▶ [Do this]: Copy out all lines carrying the word "middle".

######

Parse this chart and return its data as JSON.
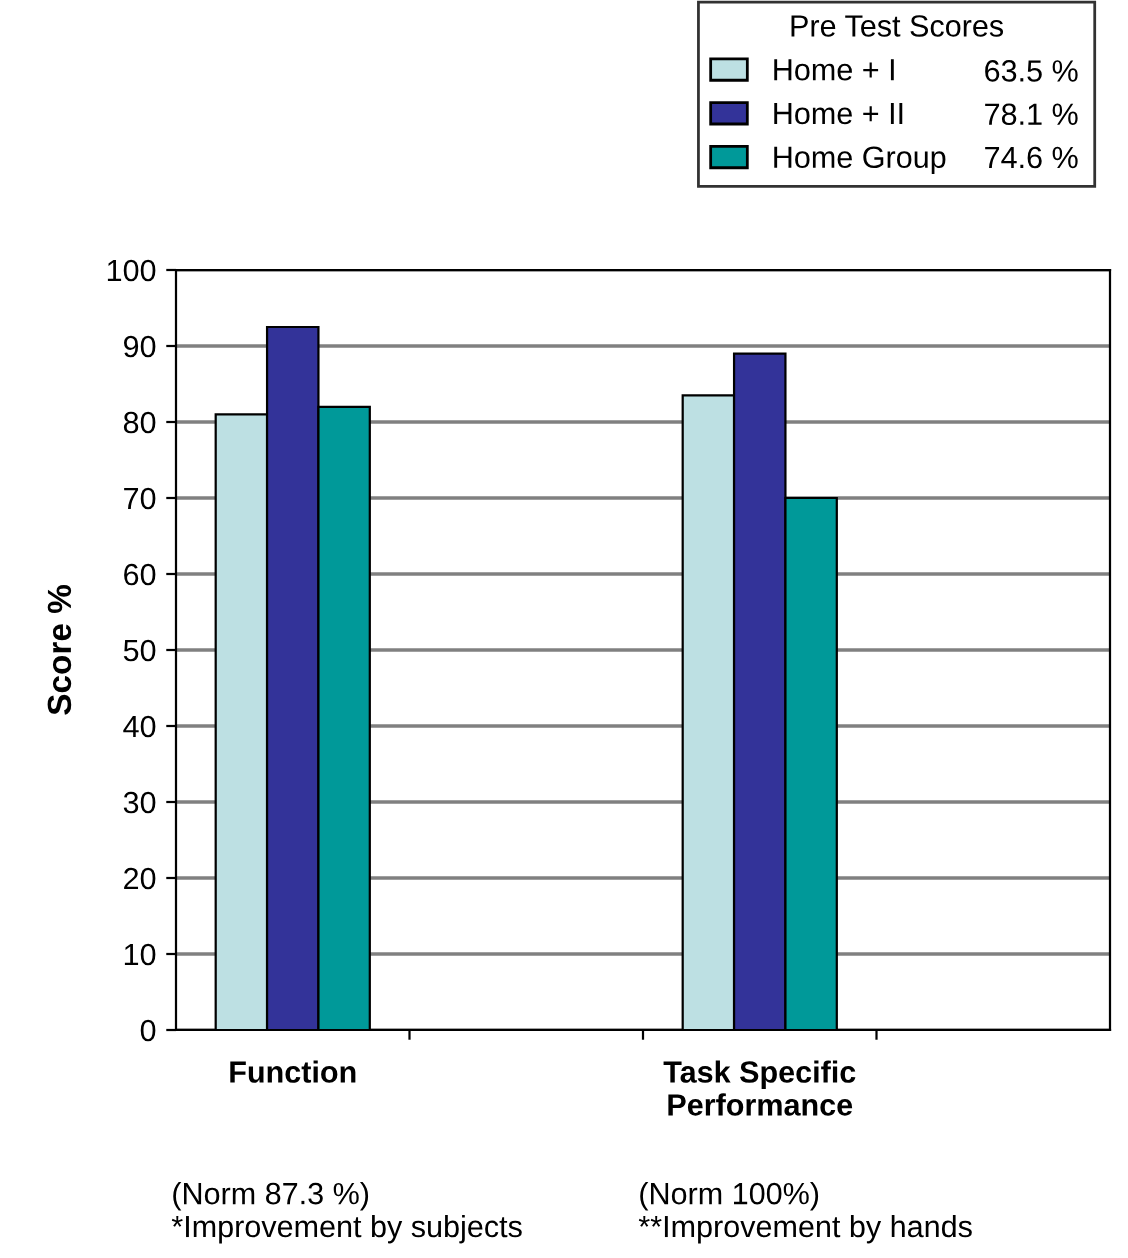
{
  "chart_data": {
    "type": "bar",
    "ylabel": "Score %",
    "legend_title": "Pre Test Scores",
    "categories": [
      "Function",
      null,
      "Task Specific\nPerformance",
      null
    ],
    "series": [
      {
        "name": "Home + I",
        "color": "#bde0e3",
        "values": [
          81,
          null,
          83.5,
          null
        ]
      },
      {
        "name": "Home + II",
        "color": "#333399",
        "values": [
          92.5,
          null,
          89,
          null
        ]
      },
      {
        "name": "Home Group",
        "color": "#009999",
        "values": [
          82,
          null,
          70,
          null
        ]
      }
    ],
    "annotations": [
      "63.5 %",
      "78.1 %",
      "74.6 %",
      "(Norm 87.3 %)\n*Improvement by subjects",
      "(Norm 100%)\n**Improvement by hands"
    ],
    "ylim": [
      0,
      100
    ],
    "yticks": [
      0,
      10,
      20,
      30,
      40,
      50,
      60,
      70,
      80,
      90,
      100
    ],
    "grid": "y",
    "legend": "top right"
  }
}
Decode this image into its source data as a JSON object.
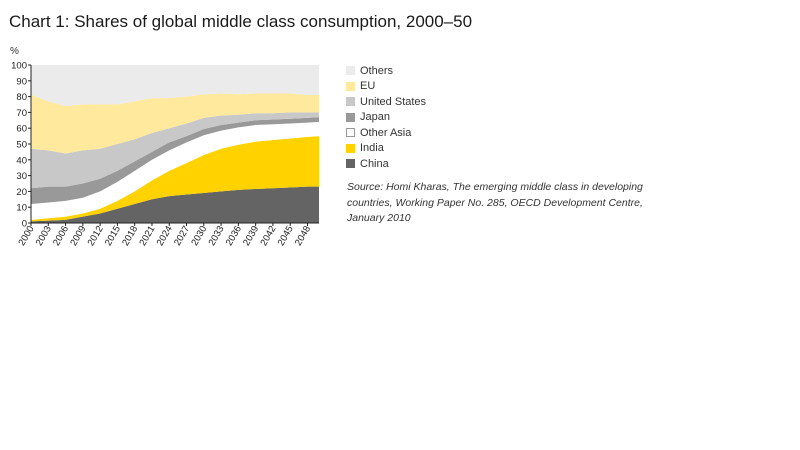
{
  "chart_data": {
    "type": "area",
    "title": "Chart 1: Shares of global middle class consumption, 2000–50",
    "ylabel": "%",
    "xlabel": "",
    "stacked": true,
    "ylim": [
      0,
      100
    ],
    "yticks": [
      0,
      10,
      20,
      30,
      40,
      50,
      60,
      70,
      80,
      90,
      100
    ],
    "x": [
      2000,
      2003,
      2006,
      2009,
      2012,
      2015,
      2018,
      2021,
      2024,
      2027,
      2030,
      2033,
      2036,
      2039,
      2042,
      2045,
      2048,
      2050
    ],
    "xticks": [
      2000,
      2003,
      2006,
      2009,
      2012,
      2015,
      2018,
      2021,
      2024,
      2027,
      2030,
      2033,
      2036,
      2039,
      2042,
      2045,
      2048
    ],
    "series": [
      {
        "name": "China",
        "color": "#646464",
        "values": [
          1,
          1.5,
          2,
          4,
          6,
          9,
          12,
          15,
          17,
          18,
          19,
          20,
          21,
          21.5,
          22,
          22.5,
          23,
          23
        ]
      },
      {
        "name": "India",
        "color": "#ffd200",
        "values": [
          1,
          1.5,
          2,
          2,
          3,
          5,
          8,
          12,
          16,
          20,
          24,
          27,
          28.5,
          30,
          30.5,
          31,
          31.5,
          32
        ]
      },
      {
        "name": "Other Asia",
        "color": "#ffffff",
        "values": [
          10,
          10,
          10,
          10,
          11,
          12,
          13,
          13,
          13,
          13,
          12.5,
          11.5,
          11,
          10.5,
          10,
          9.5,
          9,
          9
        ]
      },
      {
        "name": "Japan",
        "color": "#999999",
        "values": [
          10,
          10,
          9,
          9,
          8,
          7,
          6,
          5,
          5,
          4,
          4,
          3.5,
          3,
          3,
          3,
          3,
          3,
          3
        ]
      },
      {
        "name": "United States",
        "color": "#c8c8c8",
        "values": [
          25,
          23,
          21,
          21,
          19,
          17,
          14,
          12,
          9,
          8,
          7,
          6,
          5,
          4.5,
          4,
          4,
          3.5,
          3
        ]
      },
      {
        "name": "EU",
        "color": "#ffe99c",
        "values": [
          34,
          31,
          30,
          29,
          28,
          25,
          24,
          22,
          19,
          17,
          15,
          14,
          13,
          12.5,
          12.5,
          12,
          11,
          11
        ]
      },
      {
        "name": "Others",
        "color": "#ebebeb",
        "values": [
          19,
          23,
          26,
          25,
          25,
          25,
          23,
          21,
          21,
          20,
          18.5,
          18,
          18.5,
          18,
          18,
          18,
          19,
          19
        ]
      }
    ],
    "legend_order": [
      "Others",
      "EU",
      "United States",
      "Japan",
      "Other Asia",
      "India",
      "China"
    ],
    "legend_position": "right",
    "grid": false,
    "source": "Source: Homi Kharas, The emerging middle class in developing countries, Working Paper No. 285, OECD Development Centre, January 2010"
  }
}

######

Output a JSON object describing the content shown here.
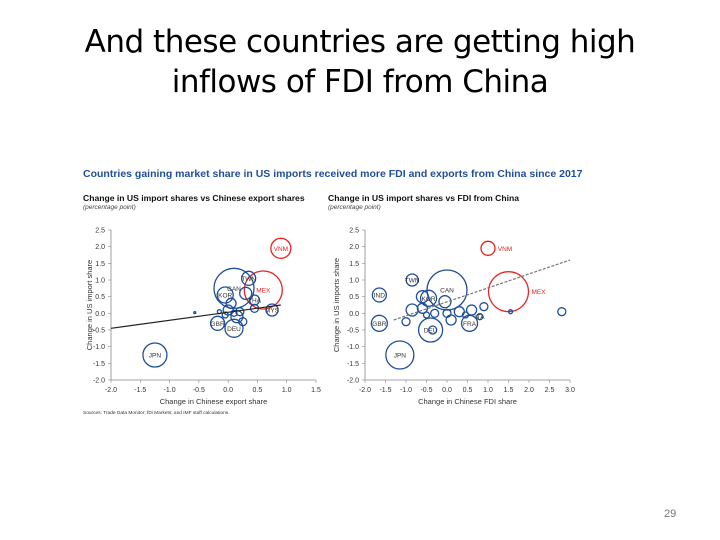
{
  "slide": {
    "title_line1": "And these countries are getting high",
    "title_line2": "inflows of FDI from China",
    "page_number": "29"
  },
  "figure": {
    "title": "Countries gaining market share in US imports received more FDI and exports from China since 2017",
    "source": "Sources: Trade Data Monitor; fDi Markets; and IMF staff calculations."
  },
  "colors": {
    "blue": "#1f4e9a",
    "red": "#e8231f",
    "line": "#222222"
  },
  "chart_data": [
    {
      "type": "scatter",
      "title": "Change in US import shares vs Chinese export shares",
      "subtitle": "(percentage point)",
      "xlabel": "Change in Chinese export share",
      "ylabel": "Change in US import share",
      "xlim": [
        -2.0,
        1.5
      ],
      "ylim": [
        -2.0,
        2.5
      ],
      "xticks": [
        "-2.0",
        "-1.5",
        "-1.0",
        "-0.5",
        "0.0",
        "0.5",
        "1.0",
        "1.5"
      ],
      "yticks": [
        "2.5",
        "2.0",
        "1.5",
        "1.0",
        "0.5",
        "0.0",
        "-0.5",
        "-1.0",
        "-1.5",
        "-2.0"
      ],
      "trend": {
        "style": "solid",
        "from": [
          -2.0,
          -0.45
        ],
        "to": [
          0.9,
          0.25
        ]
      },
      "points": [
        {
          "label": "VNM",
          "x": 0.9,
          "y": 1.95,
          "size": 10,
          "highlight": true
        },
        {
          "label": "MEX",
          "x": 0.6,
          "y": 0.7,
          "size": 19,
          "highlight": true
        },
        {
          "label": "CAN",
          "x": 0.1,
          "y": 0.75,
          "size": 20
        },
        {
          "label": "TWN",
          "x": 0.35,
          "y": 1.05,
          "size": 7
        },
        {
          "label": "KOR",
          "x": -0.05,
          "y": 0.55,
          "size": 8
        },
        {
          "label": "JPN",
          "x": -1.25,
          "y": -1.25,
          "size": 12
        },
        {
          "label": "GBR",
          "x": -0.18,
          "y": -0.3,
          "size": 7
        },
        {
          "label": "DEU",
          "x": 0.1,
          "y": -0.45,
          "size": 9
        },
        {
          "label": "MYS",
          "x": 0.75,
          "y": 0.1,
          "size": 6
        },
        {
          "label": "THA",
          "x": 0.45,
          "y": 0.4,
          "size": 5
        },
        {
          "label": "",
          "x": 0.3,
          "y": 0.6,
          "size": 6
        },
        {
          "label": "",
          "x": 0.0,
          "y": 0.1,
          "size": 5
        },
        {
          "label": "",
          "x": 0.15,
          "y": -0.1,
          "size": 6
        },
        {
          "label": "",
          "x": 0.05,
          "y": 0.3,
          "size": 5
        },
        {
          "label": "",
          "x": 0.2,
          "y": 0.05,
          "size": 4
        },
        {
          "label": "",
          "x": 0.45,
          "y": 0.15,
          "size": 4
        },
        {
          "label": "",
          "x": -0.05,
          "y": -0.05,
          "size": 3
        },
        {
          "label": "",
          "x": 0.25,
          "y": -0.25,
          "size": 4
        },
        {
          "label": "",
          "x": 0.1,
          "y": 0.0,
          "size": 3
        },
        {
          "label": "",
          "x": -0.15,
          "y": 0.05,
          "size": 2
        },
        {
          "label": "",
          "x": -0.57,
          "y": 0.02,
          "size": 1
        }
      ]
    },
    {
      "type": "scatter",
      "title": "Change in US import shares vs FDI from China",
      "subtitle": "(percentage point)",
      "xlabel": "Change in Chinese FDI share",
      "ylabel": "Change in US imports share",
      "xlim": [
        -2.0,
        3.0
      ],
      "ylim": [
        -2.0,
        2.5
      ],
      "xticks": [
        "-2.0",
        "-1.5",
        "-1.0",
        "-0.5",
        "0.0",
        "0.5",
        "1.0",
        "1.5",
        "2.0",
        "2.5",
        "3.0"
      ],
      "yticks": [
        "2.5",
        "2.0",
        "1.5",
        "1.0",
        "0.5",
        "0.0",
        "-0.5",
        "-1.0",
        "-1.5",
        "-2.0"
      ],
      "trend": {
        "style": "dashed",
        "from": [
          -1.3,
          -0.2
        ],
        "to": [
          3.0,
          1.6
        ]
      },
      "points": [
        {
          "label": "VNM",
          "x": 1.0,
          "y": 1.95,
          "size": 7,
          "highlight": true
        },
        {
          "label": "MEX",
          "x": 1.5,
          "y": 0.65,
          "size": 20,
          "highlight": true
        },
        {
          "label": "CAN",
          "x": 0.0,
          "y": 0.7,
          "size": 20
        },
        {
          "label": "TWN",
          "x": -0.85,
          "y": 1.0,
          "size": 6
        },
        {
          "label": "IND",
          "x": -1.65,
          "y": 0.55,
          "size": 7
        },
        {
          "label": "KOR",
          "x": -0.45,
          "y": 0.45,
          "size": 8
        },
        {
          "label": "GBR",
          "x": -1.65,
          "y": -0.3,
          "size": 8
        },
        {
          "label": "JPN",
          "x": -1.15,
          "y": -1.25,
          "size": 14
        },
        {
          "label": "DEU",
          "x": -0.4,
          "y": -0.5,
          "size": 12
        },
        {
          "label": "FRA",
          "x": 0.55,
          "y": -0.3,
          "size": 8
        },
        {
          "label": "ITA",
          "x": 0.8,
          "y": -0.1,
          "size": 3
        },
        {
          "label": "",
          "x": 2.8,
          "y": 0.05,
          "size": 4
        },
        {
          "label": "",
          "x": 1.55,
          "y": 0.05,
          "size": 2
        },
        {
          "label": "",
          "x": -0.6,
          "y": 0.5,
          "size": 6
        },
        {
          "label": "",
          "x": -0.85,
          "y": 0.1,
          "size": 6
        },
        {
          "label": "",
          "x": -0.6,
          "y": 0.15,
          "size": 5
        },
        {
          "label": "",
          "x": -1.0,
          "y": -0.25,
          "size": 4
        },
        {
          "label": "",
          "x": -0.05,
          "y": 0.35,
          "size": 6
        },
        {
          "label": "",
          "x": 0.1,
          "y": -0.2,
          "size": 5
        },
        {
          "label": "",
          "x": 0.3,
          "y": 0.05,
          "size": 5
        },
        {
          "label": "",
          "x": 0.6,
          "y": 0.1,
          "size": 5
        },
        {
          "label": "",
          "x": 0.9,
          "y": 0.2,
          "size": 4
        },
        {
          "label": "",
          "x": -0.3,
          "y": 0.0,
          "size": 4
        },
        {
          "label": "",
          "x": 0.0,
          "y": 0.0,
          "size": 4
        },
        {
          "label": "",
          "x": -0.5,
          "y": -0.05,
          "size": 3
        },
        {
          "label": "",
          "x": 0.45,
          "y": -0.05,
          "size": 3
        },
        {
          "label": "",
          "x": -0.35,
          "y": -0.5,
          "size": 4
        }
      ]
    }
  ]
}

######

▶ [Exercise response]:
    "title": "Chart 1: Shares of global middle class consumption, 2000–50",
    "source": "Source: Homi Kharas, The emerging middle class in developing countries, Working Paper No. 285, OECD Development Centre, January 2010"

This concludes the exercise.